◆ **WHAT THE TASK REQUIRES**
Quote the entries in full, character for character, without their images.

(Excerpts from a figure dataset)
═══

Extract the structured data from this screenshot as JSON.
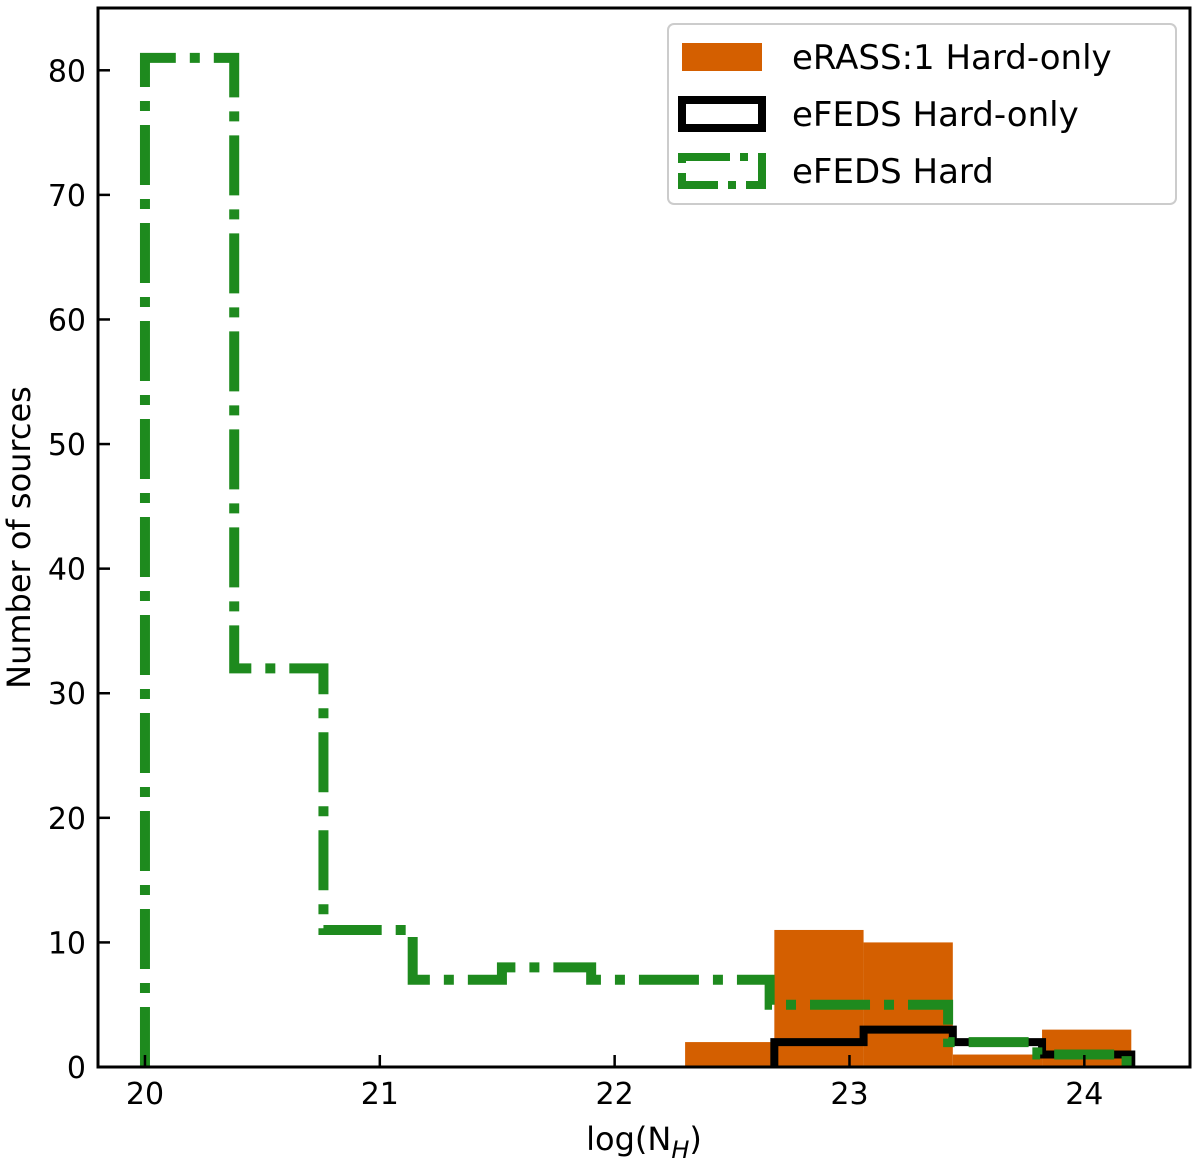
{
  "chart_data": {
    "type": "histogram",
    "xlabel": "log(N",
    "xlabel_sub": "H",
    "xlabel_close": ")",
    "ylabel": "Number of sources",
    "xlim": [
      19.8,
      24.45
    ],
    "ylim": [
      0,
      85
    ],
    "xticks": [
      20,
      21,
      22,
      23,
      24
    ],
    "yticks": [
      0,
      10,
      20,
      30,
      40,
      50,
      60,
      70,
      80
    ],
    "grid": false,
    "legend_position": "top-right",
    "series": [
      {
        "name": "eRASS:1 Hard-only",
        "style": "filled",
        "color": "#d45f00",
        "bin_edges": [
          22.3,
          22.68,
          23.06,
          23.44,
          23.82,
          24.2
        ],
        "counts": [
          2,
          11,
          10,
          1,
          3
        ]
      },
      {
        "name": "eFEDS Hard-only",
        "style": "solid-step",
        "color": "#000000",
        "bin_edges": [
          22.68,
          23.06,
          23.44,
          23.82,
          24.2
        ],
        "counts": [
          2,
          3,
          2,
          1
        ]
      },
      {
        "name": "eFEDS Hard",
        "style": "dashdot-step",
        "color": "#1e8a1e",
        "bin_edges": [
          20.0,
          20.38,
          20.76,
          21.14,
          21.52,
          21.9,
          22.28,
          22.66,
          23.04,
          23.42,
          23.8,
          24.18
        ],
        "counts": [
          81,
          32,
          11,
          7,
          8,
          7,
          7,
          5,
          5,
          2,
          1
        ]
      }
    ]
  }
}
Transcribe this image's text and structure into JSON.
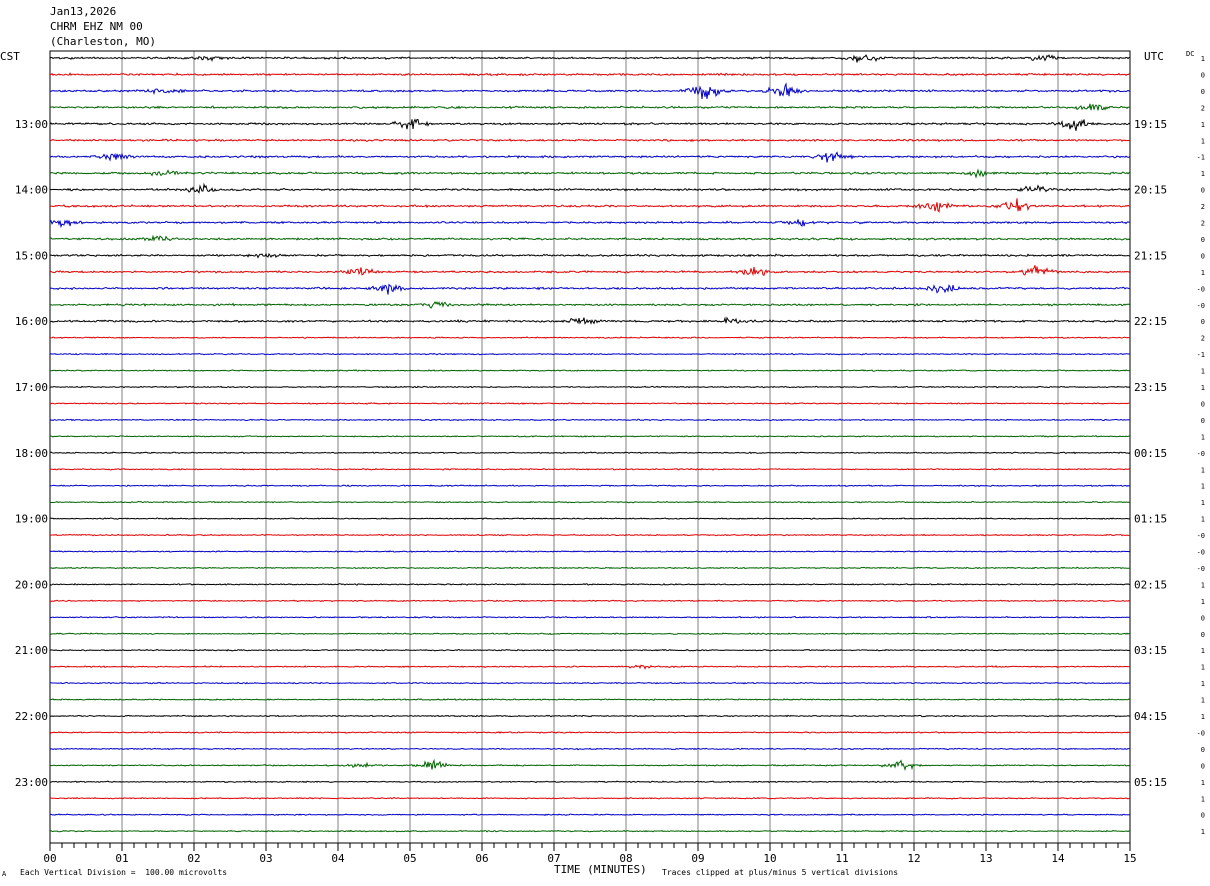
{
  "header": {
    "date": "Jan13,2026",
    "station": "CHRM EHZ NM 00",
    "location": "(Charleston, MO)"
  },
  "labels": {
    "left_tz": "CST",
    "right_tz": "UTC",
    "dc": "DC"
  },
  "footer": {
    "scale_note": "Each Vertical Division =  100.00 microvolts",
    "xaxis_title": "TIME (MINUTES)",
    "clip_note": "Traces clipped at plus/minus 5 vertical divisions",
    "corner_mark": "A"
  },
  "chart_data": {
    "type": "line",
    "title": "",
    "xlabel": "TIME (MINUTES)",
    "xlim": [
      0,
      15
    ],
    "x_ticks": [
      "00",
      "01",
      "02",
      "03",
      "04",
      "05",
      "06",
      "07",
      "08",
      "09",
      "10",
      "11",
      "12",
      "13",
      "14",
      "15"
    ],
    "trace_colors": [
      "#000000",
      "#e00000",
      "#0000c8",
      "#006400"
    ],
    "trace_count": 48,
    "left_hour_labels": [
      "13:00",
      "14:00",
      "15:00",
      "16:00",
      "17:00",
      "18:00",
      "19:00",
      "20:00",
      "21:00",
      "22:00",
      "23:00"
    ],
    "right_hour_labels": [
      "19:15",
      "20:15",
      "21:15",
      "22:15",
      "23:15",
      "00:15",
      "01:15",
      "02:15",
      "03:15",
      "04:15",
      "05:15"
    ],
    "dc_offsets": [
      "1",
      "0",
      "0",
      "2",
      "1",
      "1",
      "-1",
      "1",
      "0",
      "2",
      "2",
      "0",
      "0",
      "1",
      "-0",
      "-0",
      "0",
      "2",
      "-1",
      "1",
      "1",
      "0",
      "0",
      "1",
      "-0",
      "1",
      "1",
      "1",
      "1",
      "-0",
      "-0",
      "-0",
      "1",
      "1",
      "0",
      "0",
      "1",
      "1",
      "1",
      "1",
      "1",
      "-0",
      "0",
      "0",
      "1",
      "1",
      "0",
      "1"
    ],
    "bursts": [
      {
        "trace": 0,
        "at": 2.2,
        "amp": 3
      },
      {
        "trace": 0,
        "at": 11.3,
        "amp": 5
      },
      {
        "trace": 0,
        "at": 13.8,
        "amp": 4
      },
      {
        "trace": 2,
        "at": 1.6,
        "amp": 6
      },
      {
        "trace": 2,
        "at": 9.1,
        "amp": 11
      },
      {
        "trace": 2,
        "at": 10.2,
        "amp": 8
      },
      {
        "trace": 3,
        "at": 14.5,
        "amp": 5
      },
      {
        "trace": 4,
        "at": 5.0,
        "amp": 7
      },
      {
        "trace": 4,
        "at": 14.2,
        "amp": 8
      },
      {
        "trace": 6,
        "at": 0.9,
        "amp": 4
      },
      {
        "trace": 6,
        "at": 10.9,
        "amp": 7
      },
      {
        "trace": 7,
        "at": 1.6,
        "amp": 4
      },
      {
        "trace": 7,
        "at": 12.9,
        "amp": 4
      },
      {
        "trace": 8,
        "at": 2.1,
        "amp": 6
      },
      {
        "trace": 8,
        "at": 13.7,
        "amp": 6
      },
      {
        "trace": 9,
        "at": 12.3,
        "amp": 9
      },
      {
        "trace": 9,
        "at": 13.4,
        "amp": 9
      },
      {
        "trace": 10,
        "at": 0.2,
        "amp": 4
      },
      {
        "trace": 10,
        "at": 10.4,
        "amp": 4
      },
      {
        "trace": 11,
        "at": 1.5,
        "amp": 4
      },
      {
        "trace": 12,
        "at": 3.0,
        "amp": 3
      },
      {
        "trace": 13,
        "at": 4.3,
        "amp": 5
      },
      {
        "trace": 13,
        "at": 9.8,
        "amp": 5
      },
      {
        "trace": 13,
        "at": 13.7,
        "amp": 8
      },
      {
        "trace": 14,
        "at": 4.7,
        "amp": 6
      },
      {
        "trace": 14,
        "at": 12.4,
        "amp": 6
      },
      {
        "trace": 15,
        "at": 5.4,
        "amp": 4
      },
      {
        "trace": 16,
        "at": 7.4,
        "amp": 4
      },
      {
        "trace": 16,
        "at": 9.5,
        "amp": 4
      },
      {
        "trace": 37,
        "at": 8.2,
        "amp": 3
      },
      {
        "trace": 43,
        "at": 4.3,
        "amp": 3
      },
      {
        "trace": 43,
        "at": 5.3,
        "amp": 7
      },
      {
        "trace": 43,
        "at": 11.8,
        "amp": 6
      }
    ]
  }
}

═══

◆ **EXERCISE ANSWER**
Extract the structured data from this screenshot as JSON.
{
  "chart_data": {
    "type": "histogram",
    "xlabel": "log(N",
    "xlabel_sub": "H",
    "xlabel_close": ")",
    "ylabel": "Number of sources",
    "xlim": [
      19.8,
      24.45
    ],
    "ylim": [
      0,
      85
    ],
    "xticks": [
      20,
      21,
      22,
      23,
      24
    ],
    "yticks": [
      0,
      10,
      20,
      30,
      40,
      50,
      60,
      70,
      80
    ],
    "grid": false,
    "legend_position": "top-right",
    "series": [
      {
        "name": "eRASS:1 Hard-only",
        "style": "filled",
        "color": "#d45f00",
        "bin_edges": [
          22.3,
          22.68,
          23.06,
          23.44,
          23.82,
          24.2
        ],
        "counts": [
          2,
          11,
          10,
          1,
          3
        ]
      },
      {
        "name": "eFEDS Hard-only",
        "style": "solid-step",
        "color": "#000000",
        "bin_edges": [
          22.68,
          23.06,
          23.44,
          23.82,
          24.2
        ],
        "counts": [
          2,
          3,
          2,
          1
        ]
      },
      {
        "name": "eFEDS Hard",
        "style": "dashdot-step",
        "color": "#1e8a1e",
        "bin_edges": [
          20.0,
          20.38,
          20.76,
          21.14,
          21.52,
          21.9,
          22.28,
          22.66,
          23.04,
          23.42,
          23.8,
          24.18
        ],
        "counts": [
          81,
          32,
          11,
          7,
          8,
          7,
          7,
          5,
          5,
          2,
          1
        ]
      }
    ]
  }
}
Transcribe this image's text and structure into JSON.
{
  "header": {
    "date": "Jan13,2026",
    "station": "CHRM EHZ NM 00",
    "location": "(Charleston, MO)"
  },
  "labels": {
    "left_tz": "CST",
    "right_tz": "UTC",
    "dc": "DC"
  },
  "footer": {
    "scale_note": "Each Vertical Division =  100.00 microvolts",
    "xaxis_title": "TIME (MINUTES)",
    "clip_note": "Traces clipped at plus/minus 5 vertical divisions",
    "corner_mark": "A"
  },
  "chart_data": {
    "type": "line",
    "title": "",
    "xlabel": "TIME (MINUTES)",
    "xlim": [
      0,
      15
    ],
    "x_ticks": [
      "00",
      "01",
      "02",
      "03",
      "04",
      "05",
      "06",
      "07",
      "08",
      "09",
      "10",
      "11",
      "12",
      "13",
      "14",
      "15"
    ],
    "trace_colors": [
      "#000000",
      "#e00000",
      "#0000c8",
      "#006400"
    ],
    "trace_count": 48,
    "left_hour_labels": [
      "13:00",
      "14:00",
      "15:00",
      "16:00",
      "17:00",
      "18:00",
      "19:00",
      "20:00",
      "21:00",
      "22:00",
      "23:00"
    ],
    "right_hour_labels": [
      "19:15",
      "20:15",
      "21:15",
      "22:15",
      "23:15",
      "00:15",
      "01:15",
      "02:15",
      "03:15",
      "04:15",
      "05:15"
    ],
    "dc_offsets": [
      "1",
      "0",
      "0",
      "2",
      "1",
      "1",
      "-1",
      "1",
      "0",
      "2",
      "2",
      "0",
      "0",
      "1",
      "-0",
      "-0",
      "0",
      "2",
      "-1",
      "1",
      "1",
      "0",
      "0",
      "1",
      "-0",
      "1",
      "1",
      "1",
      "1",
      "-0",
      "-0",
      "-0",
      "1",
      "1",
      "0",
      "0",
      "1",
      "1",
      "1",
      "1",
      "1",
      "-0",
      "0",
      "0",
      "1",
      "1",
      "0",
      "1"
    ],
    "bursts": [
      {
        "trace": 0,
        "at": 2.2,
        "amp": 3
      },
      {
        "trace": 0,
        "at": 11.3,
        "amp": 5
      },
      {
        "trace": 0,
        "at": 13.8,
        "amp": 4
      },
      {
        "trace": 2,
        "at": 1.6,
        "amp": 6
      },
      {
        "trace": 2,
        "at": 9.1,
        "amp": 11
      },
      {
        "trace": 2,
        "at": 10.2,
        "amp": 8
      },
      {
        "trace": 3,
        "at": 14.5,
        "amp": 5
      },
      {
        "trace": 4,
        "at": 5.0,
        "amp": 7
      },
      {
        "trace": 4,
        "at": 14.2,
        "amp": 8
      },
      {
        "trace": 6,
        "at": 0.9,
        "amp": 4
      },
      {
        "trace": 6,
        "at": 10.9,
        "amp": 7
      },
      {
        "trace": 7,
        "at": 1.6,
        "amp": 4
      },
      {
        "trace": 7,
        "at": 12.9,
        "amp": 4
      },
      {
        "trace": 8,
        "at": 2.1,
        "amp": 6
      },
      {
        "trace": 8,
        "at": 13.7,
        "amp": 6
      },
      {
        "trace": 9,
        "at": 12.3,
        "amp": 9
      },
      {
        "trace": 9,
        "at": 13.4,
        "amp": 9
      },
      {
        "trace": 10,
        "at": 0.2,
        "amp": 4
      },
      {
        "trace": 10,
        "at": 10.4,
        "amp": 4
      },
      {
        "trace": 11,
        "at": 1.5,
        "amp": 4
      },
      {
        "trace": 12,
        "at": 3.0,
        "amp": 3
      },
      {
        "trace": 13,
        "at": 4.3,
        "amp": 5
      },
      {
        "trace": 13,
        "at": 9.8,
        "amp": 5
      },
      {
        "trace": 13,
        "at": 13.7,
        "amp": 8
      },
      {
        "trace": 14,
        "at": 4.7,
        "amp": 6
      },
      {
        "trace": 14,
        "at": 12.4,
        "amp": 6
      },
      {
        "trace": 15,
        "at": 5.4,
        "amp": 4
      },
      {
        "trace": 16,
        "at": 7.4,
        "amp": 4
      },
      {
        "trace": 16,
        "at": 9.5,
        "amp": 4
      },
      {
        "trace": 37,
        "at": 8.2,
        "amp": 3
      },
      {
        "trace": 43,
        "at": 4.3,
        "amp": 3
      },
      {
        "trace": 43,
        "at": 5.3,
        "amp": 7
      },
      {
        "trace": 43,
        "at": 11.8,
        "amp": 6
      }
    ]
  }
}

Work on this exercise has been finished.